Retype the whole listing below, character for character.

Data records:
━━━━
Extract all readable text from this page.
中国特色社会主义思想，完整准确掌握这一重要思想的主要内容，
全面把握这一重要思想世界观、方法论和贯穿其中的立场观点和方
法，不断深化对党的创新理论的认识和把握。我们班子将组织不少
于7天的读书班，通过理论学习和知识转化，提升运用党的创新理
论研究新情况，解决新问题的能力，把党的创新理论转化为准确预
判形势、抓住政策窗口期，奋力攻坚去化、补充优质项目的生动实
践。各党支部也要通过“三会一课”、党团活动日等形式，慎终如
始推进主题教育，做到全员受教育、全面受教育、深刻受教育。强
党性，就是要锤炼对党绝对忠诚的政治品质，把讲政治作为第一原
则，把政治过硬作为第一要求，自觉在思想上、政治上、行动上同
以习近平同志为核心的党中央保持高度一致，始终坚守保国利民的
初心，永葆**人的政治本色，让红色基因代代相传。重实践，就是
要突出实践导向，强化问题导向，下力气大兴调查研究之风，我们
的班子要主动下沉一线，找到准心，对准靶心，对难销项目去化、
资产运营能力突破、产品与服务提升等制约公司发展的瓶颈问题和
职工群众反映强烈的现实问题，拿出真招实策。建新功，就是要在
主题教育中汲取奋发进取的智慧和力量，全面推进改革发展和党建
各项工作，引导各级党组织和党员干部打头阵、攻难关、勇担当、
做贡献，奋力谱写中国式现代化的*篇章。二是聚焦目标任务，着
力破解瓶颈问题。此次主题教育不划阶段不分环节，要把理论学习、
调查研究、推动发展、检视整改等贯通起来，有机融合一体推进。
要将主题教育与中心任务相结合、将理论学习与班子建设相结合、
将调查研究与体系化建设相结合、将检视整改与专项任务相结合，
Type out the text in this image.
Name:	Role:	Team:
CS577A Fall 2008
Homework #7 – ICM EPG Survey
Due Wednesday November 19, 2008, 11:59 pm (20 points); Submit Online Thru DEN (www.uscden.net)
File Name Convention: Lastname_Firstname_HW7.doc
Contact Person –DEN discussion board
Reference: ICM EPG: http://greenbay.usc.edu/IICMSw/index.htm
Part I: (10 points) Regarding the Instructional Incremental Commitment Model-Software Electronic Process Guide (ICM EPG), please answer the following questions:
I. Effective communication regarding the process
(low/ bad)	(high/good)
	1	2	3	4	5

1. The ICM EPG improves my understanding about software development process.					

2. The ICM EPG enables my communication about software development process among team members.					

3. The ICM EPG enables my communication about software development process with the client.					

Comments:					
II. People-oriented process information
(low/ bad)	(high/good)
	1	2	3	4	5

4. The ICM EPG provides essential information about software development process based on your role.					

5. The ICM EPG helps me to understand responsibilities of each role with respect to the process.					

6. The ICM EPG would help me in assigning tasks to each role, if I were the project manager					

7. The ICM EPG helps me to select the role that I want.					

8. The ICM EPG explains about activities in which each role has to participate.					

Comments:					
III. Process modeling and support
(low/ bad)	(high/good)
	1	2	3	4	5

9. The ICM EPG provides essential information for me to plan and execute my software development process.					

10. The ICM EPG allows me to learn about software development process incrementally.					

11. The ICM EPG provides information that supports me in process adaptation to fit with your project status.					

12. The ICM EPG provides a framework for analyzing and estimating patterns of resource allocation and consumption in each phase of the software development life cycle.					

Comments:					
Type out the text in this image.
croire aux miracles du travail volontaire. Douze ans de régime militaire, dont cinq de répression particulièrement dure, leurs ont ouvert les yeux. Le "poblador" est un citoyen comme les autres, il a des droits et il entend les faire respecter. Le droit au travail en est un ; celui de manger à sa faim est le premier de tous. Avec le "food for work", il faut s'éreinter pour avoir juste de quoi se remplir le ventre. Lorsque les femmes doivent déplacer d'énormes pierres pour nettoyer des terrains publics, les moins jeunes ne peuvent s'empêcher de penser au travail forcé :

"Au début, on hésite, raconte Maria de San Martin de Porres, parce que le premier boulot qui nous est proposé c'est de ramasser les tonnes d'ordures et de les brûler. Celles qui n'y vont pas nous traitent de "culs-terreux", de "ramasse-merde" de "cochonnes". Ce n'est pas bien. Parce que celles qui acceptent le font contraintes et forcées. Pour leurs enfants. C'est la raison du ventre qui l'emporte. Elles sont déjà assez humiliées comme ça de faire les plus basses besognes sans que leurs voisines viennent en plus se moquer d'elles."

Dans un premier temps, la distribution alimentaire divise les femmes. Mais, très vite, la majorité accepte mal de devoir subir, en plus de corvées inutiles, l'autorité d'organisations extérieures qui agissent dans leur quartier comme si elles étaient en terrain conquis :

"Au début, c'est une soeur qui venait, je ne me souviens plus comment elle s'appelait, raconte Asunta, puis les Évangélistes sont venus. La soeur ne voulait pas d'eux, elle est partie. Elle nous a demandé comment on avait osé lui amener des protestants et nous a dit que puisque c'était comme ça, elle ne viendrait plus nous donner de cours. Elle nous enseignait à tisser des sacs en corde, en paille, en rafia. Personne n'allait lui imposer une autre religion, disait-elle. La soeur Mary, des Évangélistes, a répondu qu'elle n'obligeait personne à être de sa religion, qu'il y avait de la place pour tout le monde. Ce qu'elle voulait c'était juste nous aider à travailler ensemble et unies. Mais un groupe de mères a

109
━━━━
* ANSWER FOR THE TASK
Extract all readable text from this page.
中国特色社会主义思想，完整准确掌握这一重要思想的主要内容，
全面把握这一重要思想世界观、方法论和贯穿其中的立场观点和方
法，不断深化对党的创新理论的认识和把握。我们班子将组织不少
于7天的读书班，通过理论学习和知识转化，提升运用党的创新理
论研究新情况，解决新问题的能力，把党的创新理论转化为准确预
判形势、抓住政策窗口期，奋力攻坚去化、补充优质项目的生动实
践。各党支部也要通过“三会一课”、党团活动日等形式，慎终如
始推进主题教育，做到全员受教育、全面受教育、深刻受教育。强
党性，就是要锤炼对党绝对忠诚的政治品质，把讲政治作为第一原
则，把政治过硬作为第一要求，自觉在思想上、政治上、行动上同
以习近平同志为核心的党中央保持高度一致，始终坚守保国利民的
初心，永葆**人的政治本色，让红色基因代代相传。重实践，就是
要突出实践导向，强化问题导向，下力气大兴调查研究之风，我们
的班子要主动下沉一线，找到准心，对准靶心，对难销项目去化、
资产运营能力突破、产品与服务提升等制约公司发展的瓶颈问题和
职工群众反映强烈的现实问题，拿出真招实策。建新功，就是要在
主题教育中汲取奋发进取的智慧和力量，全面推进改革发展和党建
各项工作，引导各级党组织和党员干部打头阵、攻难关、勇担当、
做贡献，奋力谱写中国式现代化的*篇章。二是聚焦目标任务，着
力破解瓶颈问题。此次主题教育不划阶段不分环节，要把理论学习、
调查研究、推动发展、检视整改等贯通起来，有机融合一体推进。
要将主题教育与中心任务相结合、将理论学习与班子建设相结合、
将调查研究与体系化建设相结合、将检视整改与专项任务相结合，
Type out the text in this image.
Name:	Role:	Team:
CS577A Fall 2008
Homework #7 – ICM EPG Survey
Due Wednesday November 19, 2008, 11:59 pm (20 points); Submit Online Thru DEN (www.uscden.net)
File Name Convention: Lastname_Firstname_HW7.doc
Contact Person –DEN discussion board
Reference: ICM EPG: http://greenbay.usc.edu/IICMSw/index.htm
Part I: (10 points) Regarding the Instructional Incremental Commitment Model-Software Electronic Process Guide (ICM EPG), please answer the following questions:
I. Effective communication regarding the process
(low/ bad)	(high/good)
	1	2	3	4	5

1. The ICM EPG improves my understanding about software development process.					

2. The ICM EPG enables my communication about software development process among team members.					

3. The ICM EPG enables my communication about software development process with the client.					

Comments:					
II. People-oriented process information
(low/ bad)	(high/good)
	1	2	3	4	5

4. The ICM EPG provides essential information about software development process based on your role.					

5. The ICM EPG helps me to understand responsibilities of each role with respect to the process.					

6. The ICM EPG would help me in assigning tasks to each role, if I were the project manager					

7. The ICM EPG helps me to select the role that I want.					

8. The ICM EPG explains about activities in which each role has to participate.					

Comments:					
III. Process modeling and support
(low/ bad)	(high/good)
	1	2	3	4	5

9. The ICM EPG provides essential information for me to plan and execute my software development process.					

10. The ICM EPG allows me to learn about software development process incrementally.					

11. The ICM EPG provides information that supports me in process adaptation to fit with your project status.					

12. The ICM EPG provides a framework for analyzing and estimating patterns of resource allocation and consumption in each phase of the software development life cycle.					

Comments:					
Type out the text in this image.
croire aux miracles du travail volontaire. Douze ans de régime militaire, dont cinq de répression particulièrement dure, leurs ont ouvert les yeux. Le "poblador" est un citoyen comme les autres, il a des droits et il entend les faire respecter. Le droit au travail en est un ; celui de manger à sa faim est le premier de tous. Avec le "food for work", il faut s'éreinter pour avoir juste de quoi se remplir le ventre. Lorsque les femmes doivent déplacer d'énormes pierres pour nettoyer des terrains publics, les moins jeunes ne peuvent s'empêcher de penser au travail forcé :

"Au début, on hésite, raconte Maria de San Martin de Porres, parce que le premier boulot qui nous est proposé c'est de ramasser les tonnes d'ordures et de les brûler. Celles qui n'y vont pas nous traitent de "culs-terreux", de "ramasse-merde" de "cochonnes". Ce n'est pas bien. Parce que celles qui acceptent le font contraintes et forcées. Pour leurs enfants. C'est la raison du ventre qui l'emporte. Elles sont déjà assez humiliées comme ça de faire les plus basses besognes sans que leurs voisines viennent en plus se moquer d'elles."

Dans un premier temps, la distribution alimentaire divise les femmes. Mais, très vite, la majorité accepte mal de devoir subir, en plus de corvées inutiles, l'autorité d'organisations extérieures qui agissent dans leur quartier comme si elles étaient en terrain conquis :

"Au début, c'est une soeur qui venait, je ne me souviens plus comment elle s'appelait, raconte Asunta, puis les Évangélistes sont venus. La soeur ne voulait pas d'eux, elle est partie. Elle nous a demandé comment on avait osé lui amener des protestants et nous a dit que puisque c'était comme ça, elle ne viendrait plus nous donner de cours. Elle nous enseignait à tisser des sacs en corde, en paille, en rafia. Personne n'allait lui imposer une autre religion, disait-elle. La soeur Mary, des Évangélistes, a répondu qu'elle n'obligeait personne à être de sa religion, qu'il y avait de la place pour tout le monde. Ce qu'elle voulait c'était juste nous aider à travailler ensemble et unies. Mais un groupe de mères a

109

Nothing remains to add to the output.